▶ _Do this_: Output all lines exactly, with nothing added or dropped.

▶ _Dataset entries_:
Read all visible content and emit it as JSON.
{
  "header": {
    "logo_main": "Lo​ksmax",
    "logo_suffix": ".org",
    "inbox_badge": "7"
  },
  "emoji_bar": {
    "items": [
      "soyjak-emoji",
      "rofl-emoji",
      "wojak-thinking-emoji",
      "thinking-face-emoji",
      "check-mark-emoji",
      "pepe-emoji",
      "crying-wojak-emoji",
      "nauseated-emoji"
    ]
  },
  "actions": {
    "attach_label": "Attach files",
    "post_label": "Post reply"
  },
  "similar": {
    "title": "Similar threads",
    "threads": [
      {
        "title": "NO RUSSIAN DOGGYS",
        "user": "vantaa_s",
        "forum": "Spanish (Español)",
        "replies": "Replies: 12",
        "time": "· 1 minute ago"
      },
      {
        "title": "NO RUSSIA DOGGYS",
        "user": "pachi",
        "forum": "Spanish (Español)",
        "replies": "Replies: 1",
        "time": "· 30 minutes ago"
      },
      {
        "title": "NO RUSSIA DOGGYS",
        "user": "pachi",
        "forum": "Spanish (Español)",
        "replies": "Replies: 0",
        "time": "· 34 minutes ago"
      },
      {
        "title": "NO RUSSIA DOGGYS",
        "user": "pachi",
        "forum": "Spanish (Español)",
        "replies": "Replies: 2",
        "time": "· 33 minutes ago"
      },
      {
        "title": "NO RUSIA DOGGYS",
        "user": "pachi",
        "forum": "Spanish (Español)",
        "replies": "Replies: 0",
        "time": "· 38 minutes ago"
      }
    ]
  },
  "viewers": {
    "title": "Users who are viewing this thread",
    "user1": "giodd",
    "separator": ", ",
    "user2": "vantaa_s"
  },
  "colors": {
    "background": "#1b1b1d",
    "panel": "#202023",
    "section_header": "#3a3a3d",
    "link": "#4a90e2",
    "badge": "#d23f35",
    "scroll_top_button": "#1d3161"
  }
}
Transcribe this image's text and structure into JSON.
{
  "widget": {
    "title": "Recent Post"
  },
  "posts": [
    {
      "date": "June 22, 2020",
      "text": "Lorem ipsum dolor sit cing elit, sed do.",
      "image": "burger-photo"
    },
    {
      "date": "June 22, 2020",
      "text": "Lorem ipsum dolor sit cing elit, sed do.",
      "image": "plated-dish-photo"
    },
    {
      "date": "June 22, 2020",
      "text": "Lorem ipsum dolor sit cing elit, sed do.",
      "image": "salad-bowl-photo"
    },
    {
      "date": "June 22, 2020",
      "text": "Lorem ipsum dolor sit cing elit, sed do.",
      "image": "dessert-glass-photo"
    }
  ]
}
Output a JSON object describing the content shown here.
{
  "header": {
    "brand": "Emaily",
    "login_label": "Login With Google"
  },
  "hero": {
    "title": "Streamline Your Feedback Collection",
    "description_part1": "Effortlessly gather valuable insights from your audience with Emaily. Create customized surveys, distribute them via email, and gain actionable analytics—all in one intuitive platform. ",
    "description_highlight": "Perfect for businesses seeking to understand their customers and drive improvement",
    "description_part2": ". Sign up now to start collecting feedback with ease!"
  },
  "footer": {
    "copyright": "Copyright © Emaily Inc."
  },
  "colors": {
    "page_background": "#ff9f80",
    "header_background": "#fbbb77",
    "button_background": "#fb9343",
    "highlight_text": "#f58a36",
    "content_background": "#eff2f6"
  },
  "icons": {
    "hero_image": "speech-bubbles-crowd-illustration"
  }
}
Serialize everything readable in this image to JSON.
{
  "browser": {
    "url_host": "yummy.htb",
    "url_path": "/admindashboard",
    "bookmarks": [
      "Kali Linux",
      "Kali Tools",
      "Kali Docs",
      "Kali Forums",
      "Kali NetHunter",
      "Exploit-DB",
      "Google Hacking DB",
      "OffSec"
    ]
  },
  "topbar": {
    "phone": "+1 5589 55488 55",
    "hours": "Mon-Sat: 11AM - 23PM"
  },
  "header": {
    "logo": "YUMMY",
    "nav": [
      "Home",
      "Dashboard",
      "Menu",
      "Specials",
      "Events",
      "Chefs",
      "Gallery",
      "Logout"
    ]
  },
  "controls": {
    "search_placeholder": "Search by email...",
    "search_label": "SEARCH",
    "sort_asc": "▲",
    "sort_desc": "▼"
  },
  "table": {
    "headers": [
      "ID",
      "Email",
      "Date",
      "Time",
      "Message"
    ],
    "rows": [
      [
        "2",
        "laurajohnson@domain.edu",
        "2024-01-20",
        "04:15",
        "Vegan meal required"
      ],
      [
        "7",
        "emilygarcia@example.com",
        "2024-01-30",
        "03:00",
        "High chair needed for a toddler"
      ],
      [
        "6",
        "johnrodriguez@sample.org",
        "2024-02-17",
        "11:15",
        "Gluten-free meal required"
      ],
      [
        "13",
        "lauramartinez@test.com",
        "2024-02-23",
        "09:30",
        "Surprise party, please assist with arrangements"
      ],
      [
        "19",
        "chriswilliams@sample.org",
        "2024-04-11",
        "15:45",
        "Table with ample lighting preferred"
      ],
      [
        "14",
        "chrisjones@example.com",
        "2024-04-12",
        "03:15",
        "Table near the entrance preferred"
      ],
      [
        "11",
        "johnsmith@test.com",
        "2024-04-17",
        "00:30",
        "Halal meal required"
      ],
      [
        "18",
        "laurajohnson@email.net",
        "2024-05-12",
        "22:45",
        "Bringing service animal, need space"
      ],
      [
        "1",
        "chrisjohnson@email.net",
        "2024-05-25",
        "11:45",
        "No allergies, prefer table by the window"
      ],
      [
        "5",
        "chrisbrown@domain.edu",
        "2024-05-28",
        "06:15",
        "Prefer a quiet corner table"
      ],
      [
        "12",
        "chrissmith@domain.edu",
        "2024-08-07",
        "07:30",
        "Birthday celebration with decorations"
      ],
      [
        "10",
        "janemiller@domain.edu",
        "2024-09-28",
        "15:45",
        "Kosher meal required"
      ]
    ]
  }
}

▶ _Result_:
Read all visible content and emit it as JSON.
{
  "header": {
    "logo_main": "Lo​ksmax",
    "logo_suffix": ".org",
    "inbox_badge": "7"
  },
  "emoji_bar": {
    "items": [
      "soyjak-emoji",
      "rofl-emoji",
      "wojak-thinking-emoji",
      "thinking-face-emoji",
      "check-mark-emoji",
      "pepe-emoji",
      "crying-wojak-emoji",
      "nauseated-emoji"
    ]
  },
  "actions": {
    "attach_label": "Attach files",
    "post_label": "Post reply"
  },
  "similar": {
    "title": "Similar threads",
    "threads": [
      {
        "title": "NO RUSSIAN DOGGYS",
        "user": "vantaa_s",
        "forum": "Spanish (Español)",
        "replies": "Replies: 12",
        "time": "· 1 minute ago"
      },
      {
        "title": "NO RUSSIA DOGGYS",
        "user": "pachi",
        "forum": "Spanish (Español)",
        "replies": "Replies: 1",
        "time": "· 30 minutes ago"
      },
      {
        "title": "NO RUSSIA DOGGYS",
        "user": "pachi",
        "forum": "Spanish (Español)",
        "replies": "Replies: 0",
        "time": "· 34 minutes ago"
      },
      {
        "title": "NO RUSSIA DOGGYS",
        "user": "pachi",
        "forum": "Spanish (Español)",
        "replies": "Replies: 2",
        "time": "· 33 minutes ago"
      },
      {
        "title": "NO RUSIA DOGGYS",
        "user": "pachi",
        "forum": "Spanish (Español)",
        "replies": "Replies: 0",
        "time": "· 38 minutes ago"
      }
    ]
  },
  "viewers": {
    "title": "Users who are viewing this thread",
    "user1": "giodd",
    "separator": ", ",
    "user2": "vantaa_s"
  },
  "colors": {
    "background": "#1b1b1d",
    "panel": "#202023",
    "section_header": "#3a3a3d",
    "link": "#4a90e2",
    "badge": "#d23f35",
    "scroll_top_button": "#1d3161"
  }
}
Transcribe this image's text and structure into JSON.
{
  "widget": {
    "title": "Recent Post"
  },
  "posts": [
    {
      "date": "June 22, 2020",
      "text": "Lorem ipsum dolor sit cing elit, sed do.",
      "image": "burger-photo"
    },
    {
      "date": "June 22, 2020",
      "text": "Lorem ipsum dolor sit cing elit, sed do.",
      "image": "plated-dish-photo"
    },
    {
      "date": "June 22, 2020",
      "text": "Lorem ipsum dolor sit cing elit, sed do.",
      "image": "salad-bowl-photo"
    },
    {
      "date": "June 22, 2020",
      "text": "Lorem ipsum dolor sit cing elit, sed do.",
      "image": "dessert-glass-photo"
    }
  ]
}
Output a JSON object describing the content shown here.
{
  "header": {
    "brand": "Emaily",
    "login_label": "Login With Google"
  },
  "hero": {
    "title": "Streamline Your Feedback Collection",
    "description_part1": "Effortlessly gather valuable insights from your audience with Emaily. Create customized surveys, distribute them via email, and gain actionable analytics—all in one intuitive platform. ",
    "description_highlight": "Perfect for businesses seeking to understand their customers and drive improvement",
    "description_part2": ". Sign up now to start collecting feedback with ease!"
  },
  "footer": {
    "copyright": "Copyright © Emaily Inc."
  },
  "colors": {
    "page_background": "#ff9f80",
    "header_background": "#fbbb77",
    "button_background": "#fb9343",
    "highlight_text": "#f58a36",
    "content_background": "#eff2f6"
  },
  "icons": {
    "hero_image": "speech-bubbles-crowd-illustration"
  }
}
Serialize everything readable in this image to JSON.
{
  "browser": {
    "url_host": "yummy.htb",
    "url_path": "/admindashboard",
    "bookmarks": [
      "Kali Linux",
      "Kali Tools",
      "Kali Docs",
      "Kali Forums",
      "Kali NetHunter",
      "Exploit-DB",
      "Google Hacking DB",
      "OffSec"
    ]
  },
  "topbar": {
    "phone": "+1 5589 55488 55",
    "hours": "Mon-Sat: 11AM - 23PM"
  },
  "header": {
    "logo": "YUMMY",
    "nav": [
      "Home",
      "Dashboard",
      "Menu",
      "Specials",
      "Events",
      "Chefs",
      "Gallery",
      "Logout"
    ]
  },
  "controls": {
    "search_placeholder": "Search by email...",
    "search_label": "SEARCH",
    "sort_asc": "▲",
    "sort_desc": "▼"
  },
  "table": {
    "headers": [
      "ID",
      "Email",
      "Date",
      "Time",
      "Message"
    ],
    "rows": [
      [
        "2",
        "laurajohnson@domain.edu",
        "2024-01-20",
        "04:15",
        "Vegan meal required"
      ],
      [
        "7",
        "emilygarcia@example.com",
        "2024-01-30",
        "03:00",
        "High chair needed for a toddler"
      ],
      [
        "6",
        "johnrodriguez@sample.org",
        "2024-02-17",
        "11:15",
        "Gluten-free meal required"
      ],
      [
        "13",
        "lauramartinez@test.com",
        "2024-02-23",
        "09:30",
        "Surprise party, please assist with arrangements"
      ],
      [
        "19",
        "chriswilliams@sample.org",
        "2024-04-11",
        "15:45",
        "Table with ample lighting preferred"
      ],
      [
        "14",
        "chrisjones@example.com",
        "2024-04-12",
        "03:15",
        "Table near the entrance preferred"
      ],
      [
        "11",
        "johnsmith@test.com",
        "2024-04-17",
        "00:30",
        "Halal meal required"
      ],
      [
        "18",
        "laurajohnson@email.net",
        "2024-05-12",
        "22:45",
        "Bringing service animal, need space"
      ],
      [
        "1",
        "chrisjohnson@email.net",
        "2024-05-25",
        "11:45",
        "No allergies, prefer table by the window"
      ],
      [
        "5",
        "chrisbrown@domain.edu",
        "2024-05-28",
        "06:15",
        "Prefer a quiet corner table"
      ],
      [
        "12",
        "chrissmith@domain.edu",
        "2024-08-07",
        "07:30",
        "Birthday celebration with decorations"
      ],
      [
        "10",
        "janemiller@domain.edu",
        "2024-09-28",
        "15:45",
        "Kosher meal required"
      ]
    ]
  }
}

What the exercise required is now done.